What is asked → Scan each line of the records for the word "could" and extract the ones that have it.

───── Entries shown

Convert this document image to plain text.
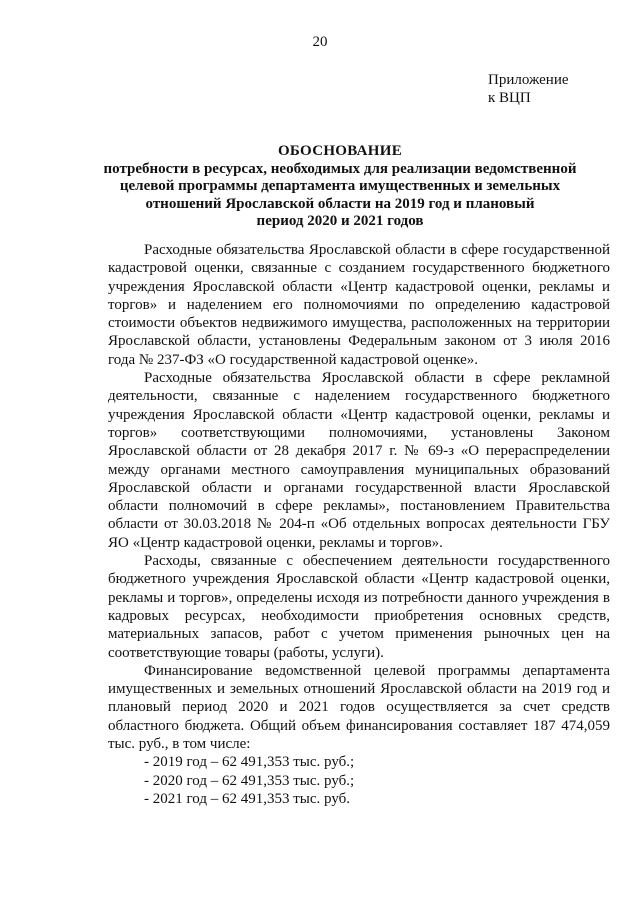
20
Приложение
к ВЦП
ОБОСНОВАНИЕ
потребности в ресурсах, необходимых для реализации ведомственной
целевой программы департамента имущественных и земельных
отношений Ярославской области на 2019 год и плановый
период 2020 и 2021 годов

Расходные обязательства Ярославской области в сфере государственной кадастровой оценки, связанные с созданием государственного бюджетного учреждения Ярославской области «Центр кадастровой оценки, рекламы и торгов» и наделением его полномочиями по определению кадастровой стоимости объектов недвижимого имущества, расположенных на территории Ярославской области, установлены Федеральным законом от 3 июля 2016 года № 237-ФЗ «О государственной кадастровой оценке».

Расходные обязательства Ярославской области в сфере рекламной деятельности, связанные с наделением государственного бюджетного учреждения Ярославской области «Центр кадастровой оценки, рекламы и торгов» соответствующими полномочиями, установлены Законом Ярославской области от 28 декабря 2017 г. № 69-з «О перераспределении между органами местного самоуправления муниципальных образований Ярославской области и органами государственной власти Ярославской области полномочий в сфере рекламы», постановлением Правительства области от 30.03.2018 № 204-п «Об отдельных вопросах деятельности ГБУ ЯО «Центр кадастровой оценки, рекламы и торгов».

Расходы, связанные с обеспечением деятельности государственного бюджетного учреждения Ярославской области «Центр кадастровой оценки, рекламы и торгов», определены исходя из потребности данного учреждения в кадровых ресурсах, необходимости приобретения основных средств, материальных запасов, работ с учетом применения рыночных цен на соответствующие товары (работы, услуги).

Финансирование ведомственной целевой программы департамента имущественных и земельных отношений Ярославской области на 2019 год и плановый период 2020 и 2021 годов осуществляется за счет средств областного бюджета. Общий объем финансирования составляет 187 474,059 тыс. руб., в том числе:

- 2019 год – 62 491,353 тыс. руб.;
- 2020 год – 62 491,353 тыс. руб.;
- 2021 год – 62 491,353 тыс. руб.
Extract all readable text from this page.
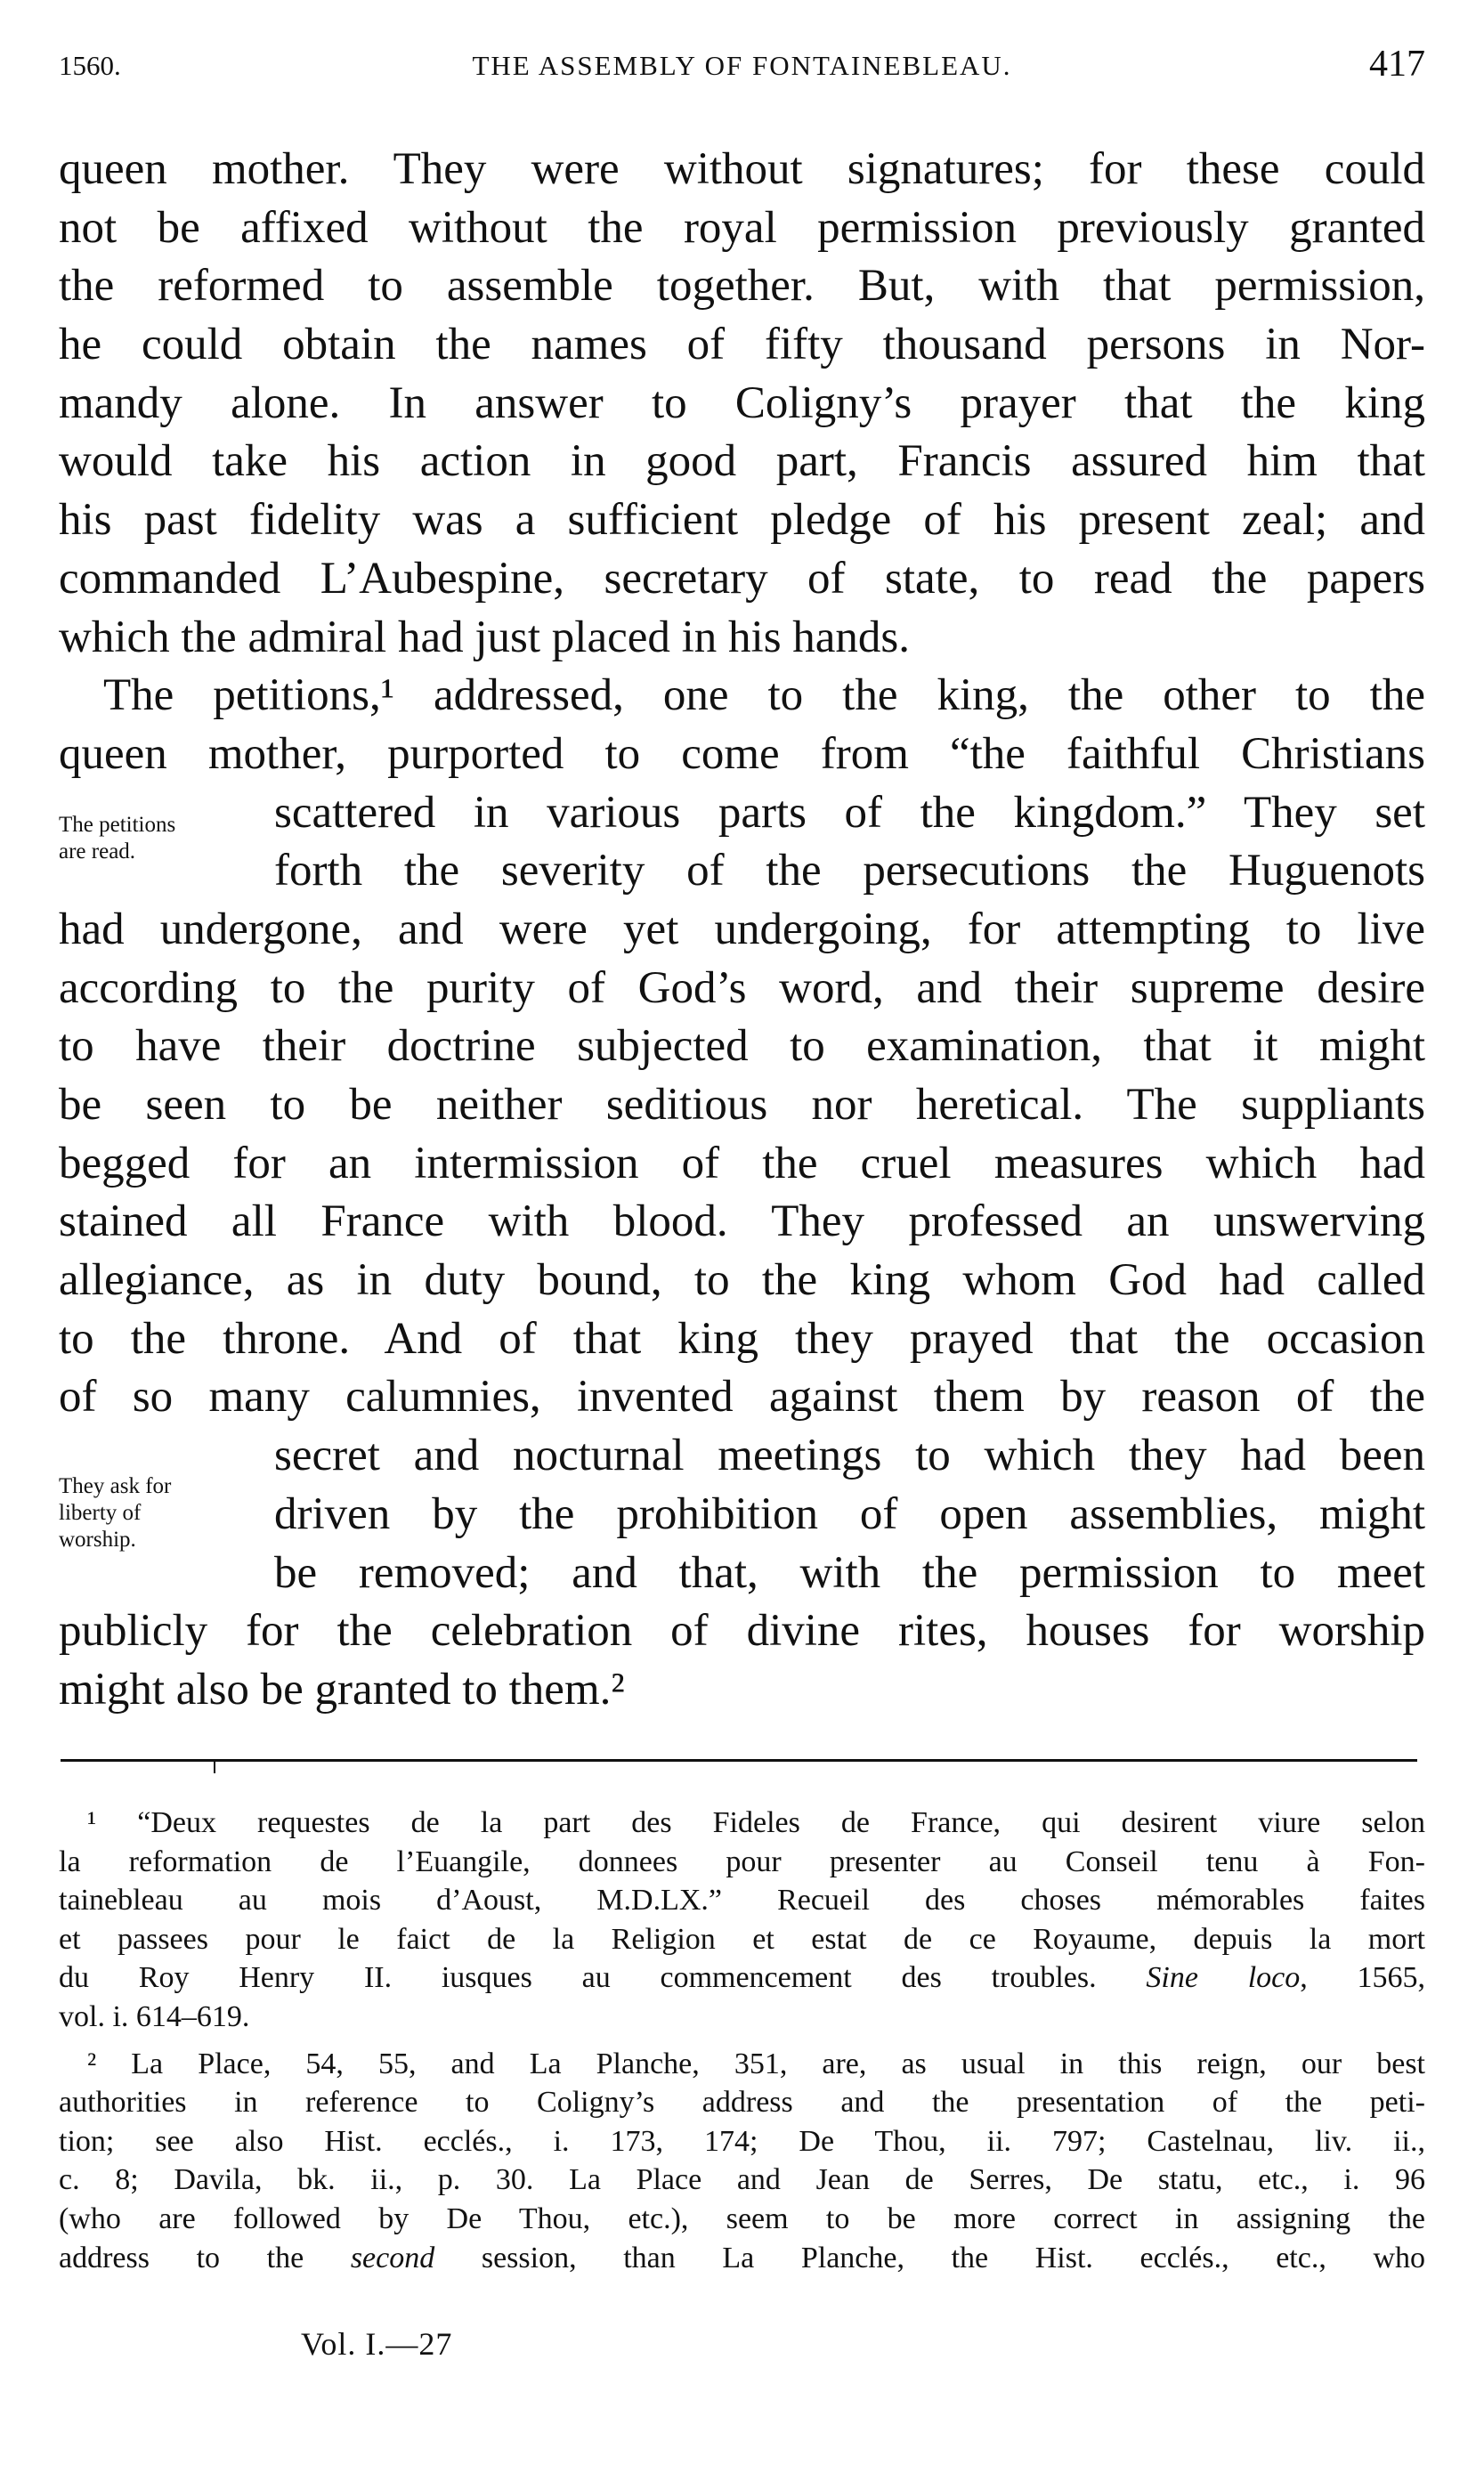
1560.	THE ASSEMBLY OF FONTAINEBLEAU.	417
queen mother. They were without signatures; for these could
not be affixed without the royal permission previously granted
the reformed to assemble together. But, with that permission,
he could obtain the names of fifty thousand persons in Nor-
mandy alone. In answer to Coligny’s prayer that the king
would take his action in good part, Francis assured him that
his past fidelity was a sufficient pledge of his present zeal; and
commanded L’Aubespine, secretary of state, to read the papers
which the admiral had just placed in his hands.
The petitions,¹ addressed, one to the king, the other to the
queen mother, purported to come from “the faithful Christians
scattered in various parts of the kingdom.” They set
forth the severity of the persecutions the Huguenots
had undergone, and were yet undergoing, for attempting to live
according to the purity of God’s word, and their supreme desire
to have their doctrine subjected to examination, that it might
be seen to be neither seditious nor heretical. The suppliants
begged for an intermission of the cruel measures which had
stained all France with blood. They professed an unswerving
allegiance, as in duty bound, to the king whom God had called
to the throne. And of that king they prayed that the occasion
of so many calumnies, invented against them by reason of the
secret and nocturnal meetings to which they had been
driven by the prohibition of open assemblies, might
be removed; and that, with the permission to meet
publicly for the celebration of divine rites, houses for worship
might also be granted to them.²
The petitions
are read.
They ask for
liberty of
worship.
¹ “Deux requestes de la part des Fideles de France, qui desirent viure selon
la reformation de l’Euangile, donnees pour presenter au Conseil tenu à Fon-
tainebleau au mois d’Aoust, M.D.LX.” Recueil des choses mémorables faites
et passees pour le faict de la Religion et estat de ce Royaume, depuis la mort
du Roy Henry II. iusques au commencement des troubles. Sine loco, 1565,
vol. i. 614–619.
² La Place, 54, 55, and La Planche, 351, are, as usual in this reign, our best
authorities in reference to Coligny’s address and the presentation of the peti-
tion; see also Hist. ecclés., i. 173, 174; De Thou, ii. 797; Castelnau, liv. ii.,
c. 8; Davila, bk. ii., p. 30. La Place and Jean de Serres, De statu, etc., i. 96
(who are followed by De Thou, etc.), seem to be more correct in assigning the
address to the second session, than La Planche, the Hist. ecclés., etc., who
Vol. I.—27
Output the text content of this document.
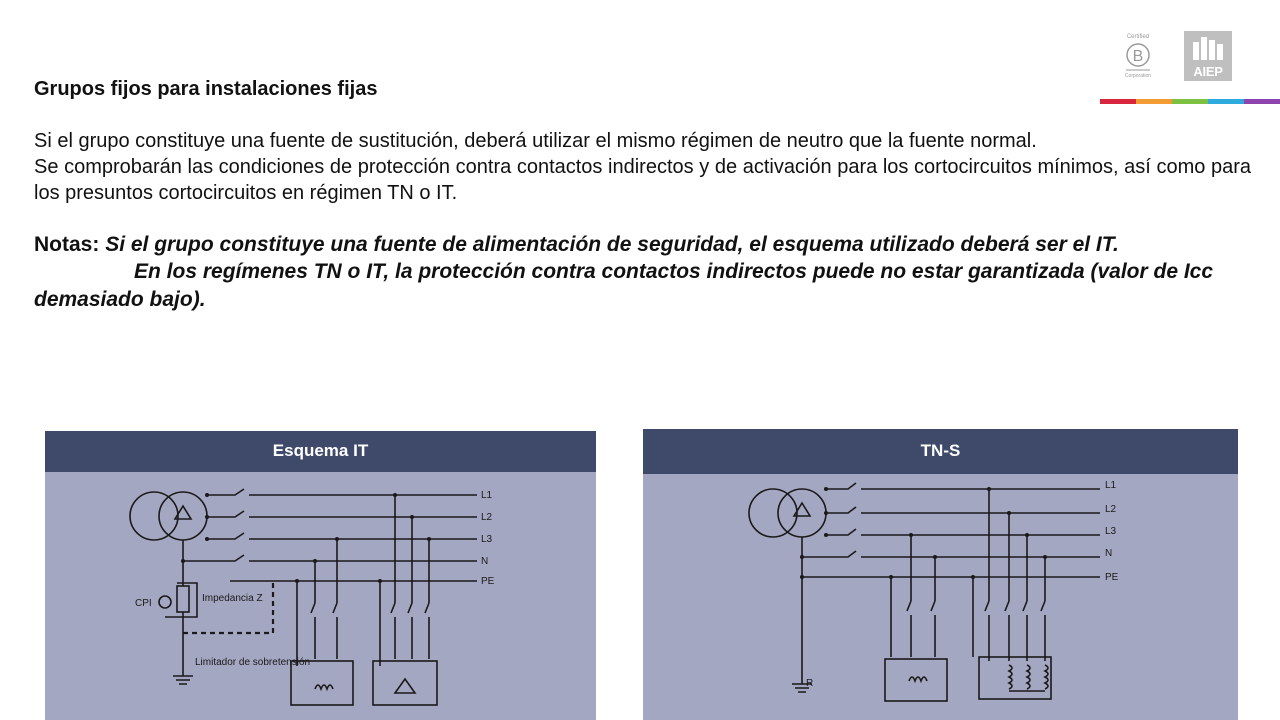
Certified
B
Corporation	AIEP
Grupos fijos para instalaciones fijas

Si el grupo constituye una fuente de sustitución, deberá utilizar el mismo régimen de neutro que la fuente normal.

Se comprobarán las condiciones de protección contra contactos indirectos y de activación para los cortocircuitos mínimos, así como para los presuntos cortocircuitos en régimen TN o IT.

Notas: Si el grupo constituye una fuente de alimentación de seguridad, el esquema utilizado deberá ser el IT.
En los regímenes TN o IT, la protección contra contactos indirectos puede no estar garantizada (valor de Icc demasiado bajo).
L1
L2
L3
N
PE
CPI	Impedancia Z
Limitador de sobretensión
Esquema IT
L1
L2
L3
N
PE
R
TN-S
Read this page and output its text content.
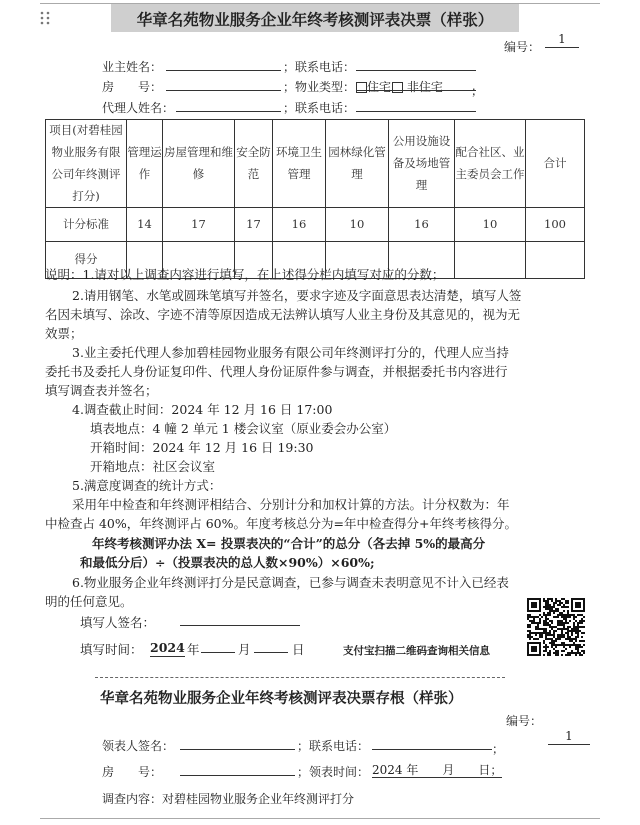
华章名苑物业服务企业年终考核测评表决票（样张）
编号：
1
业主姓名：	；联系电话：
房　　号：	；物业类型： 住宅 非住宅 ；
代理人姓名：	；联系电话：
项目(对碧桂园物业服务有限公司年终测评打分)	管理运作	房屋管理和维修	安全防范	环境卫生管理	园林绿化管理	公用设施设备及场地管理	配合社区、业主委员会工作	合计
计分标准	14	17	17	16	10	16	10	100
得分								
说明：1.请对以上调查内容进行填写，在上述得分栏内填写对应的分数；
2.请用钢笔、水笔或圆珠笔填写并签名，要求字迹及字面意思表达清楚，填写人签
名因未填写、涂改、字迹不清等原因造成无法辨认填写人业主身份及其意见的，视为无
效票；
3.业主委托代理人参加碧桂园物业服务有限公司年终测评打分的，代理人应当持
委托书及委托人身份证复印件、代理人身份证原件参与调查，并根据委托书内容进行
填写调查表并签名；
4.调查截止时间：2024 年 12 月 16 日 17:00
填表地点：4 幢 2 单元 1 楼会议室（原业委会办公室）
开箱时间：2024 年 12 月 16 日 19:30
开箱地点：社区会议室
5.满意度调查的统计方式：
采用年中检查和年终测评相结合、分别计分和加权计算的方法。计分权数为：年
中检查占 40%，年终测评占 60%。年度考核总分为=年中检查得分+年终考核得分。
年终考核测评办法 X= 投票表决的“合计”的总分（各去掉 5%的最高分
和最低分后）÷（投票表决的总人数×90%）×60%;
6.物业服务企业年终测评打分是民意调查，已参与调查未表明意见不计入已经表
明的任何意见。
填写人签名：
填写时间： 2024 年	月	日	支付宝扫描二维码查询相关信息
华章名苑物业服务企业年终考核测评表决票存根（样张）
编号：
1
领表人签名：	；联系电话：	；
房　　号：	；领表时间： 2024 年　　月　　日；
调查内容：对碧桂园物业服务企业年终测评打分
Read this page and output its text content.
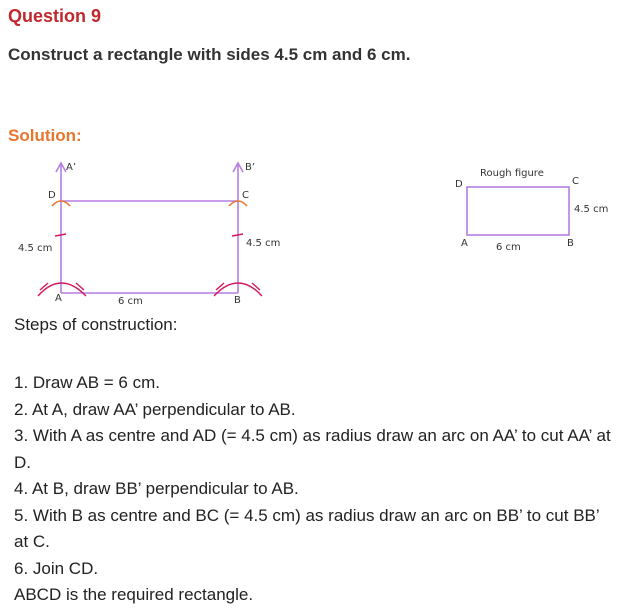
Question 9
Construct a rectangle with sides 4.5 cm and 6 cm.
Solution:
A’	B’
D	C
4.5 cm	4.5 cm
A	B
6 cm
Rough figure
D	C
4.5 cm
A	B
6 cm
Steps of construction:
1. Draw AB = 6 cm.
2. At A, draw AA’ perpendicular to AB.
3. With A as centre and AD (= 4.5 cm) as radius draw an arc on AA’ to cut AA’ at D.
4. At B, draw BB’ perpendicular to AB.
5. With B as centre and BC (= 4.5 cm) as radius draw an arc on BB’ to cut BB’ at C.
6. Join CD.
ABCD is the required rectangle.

──────────

Reply to the task →
queen mother. They were without signatures; for these could
he could obtain the names of fifty thousand persons in Nor-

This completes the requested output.